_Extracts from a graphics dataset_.
══════
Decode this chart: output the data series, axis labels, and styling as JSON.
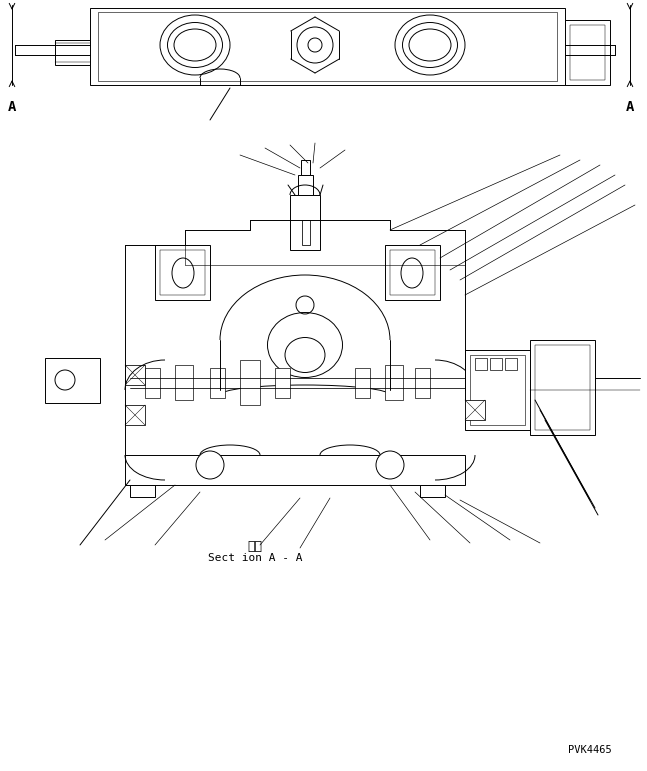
{
  "background_color": "#ffffff",
  "line_color": "#000000",
  "section_label_jp": "断面",
  "section_label_en": "Sect ion A - A",
  "drawing_number": "PVK4465",
  "label_A_left": "A",
  "label_A_right": "A",
  "figsize": [
    6.47,
    7.71
  ],
  "dpi": 100
}
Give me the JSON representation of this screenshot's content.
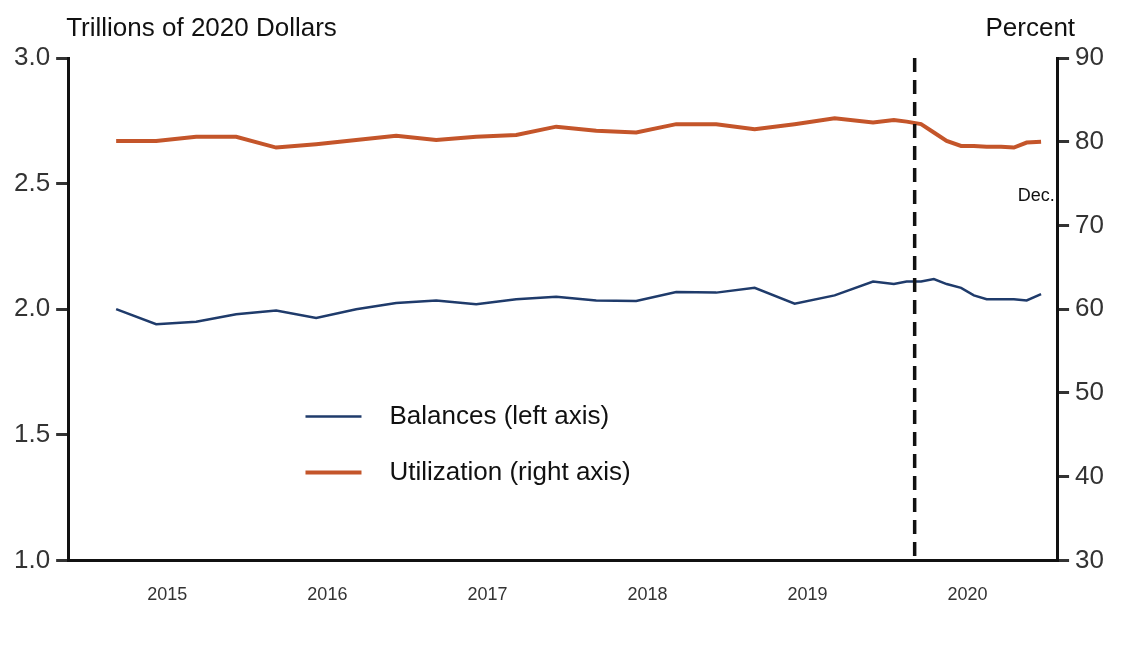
{
  "chart_data": {
    "type": "line",
    "ylabel": "Trillions of 2020 Dollars",
    "y2label": "Percent",
    "x": [
      2015.18,
      2015.43,
      2015.68,
      2015.93,
      2016.18,
      2016.43,
      2016.68,
      2016.93,
      2017.18,
      2017.43,
      2017.68,
      2017.93,
      2018.18,
      2018.43,
      2018.68,
      2018.93,
      2019.17,
      2019.42,
      2019.67,
      2019.91,
      2020.04,
      2020.12,
      2020.21,
      2020.29,
      2020.37,
      2020.46,
      2020.54,
      2020.62,
      2020.71,
      2020.79,
      2020.87,
      2020.96
    ],
    "series": [
      {
        "name": "Balances (left axis)",
        "color": "#1f3b6b",
        "values": [
          2.0,
          1.94,
          1.95,
          1.98,
          1.995,
          1.965,
          2.0,
          2.025,
          2.035,
          2.02,
          2.04,
          2.05,
          2.035,
          2.033,
          2.068,
          2.066,
          2.085,
          2.022,
          2.055,
          2.11,
          2.1,
          2.11,
          2.11,
          2.12,
          2.1,
          2.085,
          2.055,
          2.04,
          2.04,
          2.04,
          2.035,
          2.06
        ]
      },
      {
        "name": "Utilization (right axis)",
        "color": "#c4552a",
        "axis": "y2",
        "values": [
          80.1,
          80.1,
          80.6,
          80.6,
          79.3,
          79.7,
          80.2,
          80.7,
          80.2,
          80.6,
          80.8,
          81.8,
          81.3,
          81.1,
          82.1,
          82.1,
          81.5,
          82.1,
          82.8,
          82.3,
          82.6,
          82.4,
          82.1,
          81.1,
          80.1,
          79.5,
          79.5,
          79.4,
          79.4,
          79.3,
          79.9,
          80.0
        ]
      }
    ],
    "xlim": [
      2014.88,
      2021.06
    ],
    "xticks": [
      {
        "value": 2015.5,
        "label": "2015"
      },
      {
        "value": 2016.5,
        "label": "2016"
      },
      {
        "value": 2017.5,
        "label": "2017"
      },
      {
        "value": 2018.5,
        "label": "2018"
      },
      {
        "value": 2019.5,
        "label": "2019"
      },
      {
        "value": 2020.5,
        "label": "2020"
      }
    ],
    "ylim": [
      1,
      3
    ],
    "yticks": [
      {
        "value": 1,
        "label": "1.0"
      },
      1.5,
      {
        "value": 2,
        "label": "2.0"
      },
      2.5,
      {
        "value": 3,
        "label": "3.0"
      }
    ],
    "y2lim": [
      30,
      90
    ],
    "y2ticks": [
      30,
      40,
      50,
      60,
      70,
      80,
      90
    ],
    "grid": false,
    "legend": "lower center",
    "annotations": [
      {
        "text": "Dec.",
        "x": 2020.93,
        "y": 2.45
      }
    ],
    "reference_lines": [
      {
        "x": 2020.17,
        "line_style": "dashed"
      }
    ]
  }
}
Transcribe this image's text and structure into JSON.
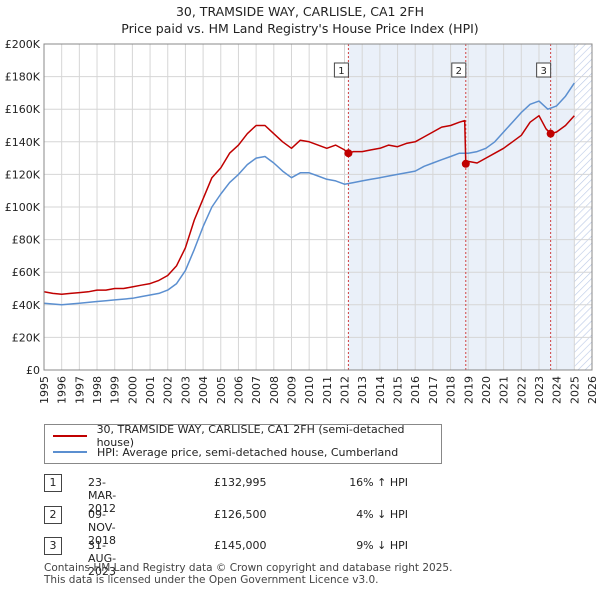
{
  "header": {
    "title": "30, TRAMSIDE WAY, CARLISLE, CA1 2FH",
    "subtitle": "Price paid vs. HM Land Registry's House Price Index (HPI)"
  },
  "colors": {
    "property": "#c00000",
    "hpi": "#5b8fd0",
    "highlight": "#e8eef8",
    "grid": "#d6d6d6",
    "marker_line": "#d04040"
  },
  "legend": {
    "property_label": "30, TRAMSIDE WAY, CARLISLE, CA1 2FH (semi-detached house)",
    "hpi_label": "HPI: Average price, semi-detached house, Cumberland"
  },
  "transactions": [
    {
      "num": "1",
      "date": "23-MAR-2012",
      "price": "£132,995",
      "hpi": "16% ↑ HPI"
    },
    {
      "num": "2",
      "date": "09-NOV-2018",
      "price": "£126,500",
      "hpi": "4% ↓ HPI"
    },
    {
      "num": "3",
      "date": "31-AUG-2023",
      "price": "£145,000",
      "hpi": "9% ↓ HPI"
    }
  ],
  "footer": {
    "line1": "Contains HM Land Registry data © Crown copyright and database right 2025.",
    "line2": "This data is licensed under the Open Government Licence v3.0."
  },
  "chart_data": {
    "type": "line",
    "title": "30, TRAMSIDE WAY, CARLISLE, CA1 2FH",
    "xlabel": "",
    "ylabel": "",
    "xlim": [
      1995,
      2026
    ],
    "ylim": [
      0,
      200000
    ],
    "y_ticks": [
      0,
      20000,
      40000,
      60000,
      80000,
      100000,
      120000,
      140000,
      160000,
      180000,
      200000
    ],
    "y_tick_labels": [
      "£0",
      "£20K",
      "£40K",
      "£60K",
      "£80K",
      "£100K",
      "£120K",
      "£140K",
      "£160K",
      "£180K",
      "£200K"
    ],
    "x_ticks": [
      1995,
      1996,
      1997,
      1998,
      1999,
      2000,
      2001,
      2002,
      2003,
      2004,
      2005,
      2006,
      2007,
      2008,
      2009,
      2010,
      2011,
      2012,
      2013,
      2014,
      2015,
      2016,
      2017,
      2018,
      2019,
      2020,
      2021,
      2022,
      2023,
      2024,
      2025,
      2026
    ],
    "x_tick_labels": [
      "1995",
      "1996",
      "1997",
      "1998",
      "1999",
      "2000",
      "2001",
      "2002",
      "2003",
      "2004",
      "2005",
      "2006",
      "2007",
      "2008",
      "2009",
      "2010",
      "2011",
      "2012",
      "2013",
      "2014",
      "2015",
      "2016",
      "2017",
      "2018",
      "2019",
      "2020",
      "2021",
      "2022",
      "2023",
      "2024",
      "2025",
      "2026"
    ],
    "grid": true,
    "future_shade_from": 2025.0,
    "series": [
      {
        "name": "30, TRAMSIDE WAY, CARLISLE, CA1 2FH (semi-detached house)",
        "color": "#c00000",
        "x": [
          1995.0,
          1995.5,
          1996.0,
          1996.5,
          1997.0,
          1997.5,
          1998.0,
          1998.5,
          1999.0,
          1999.5,
          2000.0,
          2000.5,
          2001.0,
          2001.5,
          2002.0,
          2002.5,
          2003.0,
          2003.5,
          2004.0,
          2004.5,
          2005.0,
          2005.5,
          2006.0,
          2006.5,
          2007.0,
          2007.5,
          2008.0,
          2008.5,
          2009.0,
          2009.5,
          2010.0,
          2010.5,
          2011.0,
          2011.5,
          2012.0,
          2012.22,
          2012.5,
          2013.0,
          2013.5,
          2014.0,
          2014.5,
          2015.0,
          2015.5,
          2016.0,
          2016.5,
          2017.0,
          2017.5,
          2018.0,
          2018.5,
          2018.8,
          2018.86,
          2019.0,
          2019.5,
          2020.0,
          2020.5,
          2021.0,
          2021.5,
          2022.0,
          2022.5,
          2023.0,
          2023.4,
          2023.66,
          2024.0,
          2024.5,
          2025.0
        ],
        "values": [
          48000,
          47000,
          46500,
          47000,
          47500,
          48000,
          49000,
          49000,
          50000,
          50000,
          51000,
          52000,
          53000,
          55000,
          58000,
          64000,
          75000,
          92000,
          105000,
          118000,
          124000,
          133000,
          138000,
          145000,
          150000,
          150000,
          145000,
          140000,
          136000,
          141000,
          140000,
          138000,
          136000,
          138000,
          135000,
          132995,
          134000,
          134000,
          135000,
          136000,
          138000,
          137000,
          139000,
          140000,
          143000,
          146000,
          149000,
          150000,
          152000,
          153000,
          126500,
          128000,
          127000,
          130000,
          133000,
          136000,
          140000,
          144000,
          152000,
          156000,
          148000,
          145000,
          146000,
          150000,
          156000
        ]
      },
      {
        "name": "HPI: Average price, semi-detached house, Cumberland",
        "color": "#5b8fd0",
        "x": [
          1995.0,
          1995.5,
          1996.0,
          1996.5,
          1997.0,
          1997.5,
          1998.0,
          1998.5,
          1999.0,
          1999.5,
          2000.0,
          2000.5,
          2001.0,
          2001.5,
          2002.0,
          2002.5,
          2003.0,
          2003.5,
          2004.0,
          2004.5,
          2005.0,
          2005.5,
          2006.0,
          2006.5,
          2007.0,
          2007.5,
          2008.0,
          2008.5,
          2009.0,
          2009.5,
          2010.0,
          2010.5,
          2011.0,
          2011.5,
          2012.0,
          2012.5,
          2013.0,
          2013.5,
          2014.0,
          2014.5,
          2015.0,
          2015.5,
          2016.0,
          2016.5,
          2017.0,
          2017.5,
          2018.0,
          2018.5,
          2019.0,
          2019.5,
          2020.0,
          2020.5,
          2021.0,
          2021.5,
          2022.0,
          2022.5,
          2023.0,
          2023.5,
          2024.0,
          2024.5,
          2025.0
        ],
        "values": [
          41000,
          40500,
          40000,
          40500,
          41000,
          41500,
          42000,
          42500,
          43000,
          43500,
          44000,
          45000,
          46000,
          47000,
          49000,
          53000,
          61000,
          74000,
          88000,
          100000,
          108000,
          115000,
          120000,
          126000,
          130000,
          131000,
          127000,
          122000,
          118000,
          121000,
          121000,
          119000,
          117000,
          116000,
          114000,
          115000,
          116000,
          117000,
          118000,
          119000,
          120000,
          121000,
          122000,
          125000,
          127000,
          129000,
          131000,
          133000,
          133000,
          134000,
          136000,
          140000,
          146000,
          152000,
          158000,
          163000,
          165000,
          160000,
          162000,
          168000,
          176000
        ]
      }
    ],
    "markers": [
      {
        "label": "1",
        "x": 2012.22,
        "y": 132995
      },
      {
        "label": "2",
        "x": 2018.86,
        "y": 126500
      },
      {
        "label": "3",
        "x": 2023.66,
        "y": 145000
      }
    ]
  }
}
══════
_Problem details_. Go through the records above and copy every line with the word "ylabel".

_Response below_.
    "ylabel": "Trillions of 2020 Dollars",
    "ylabel": "",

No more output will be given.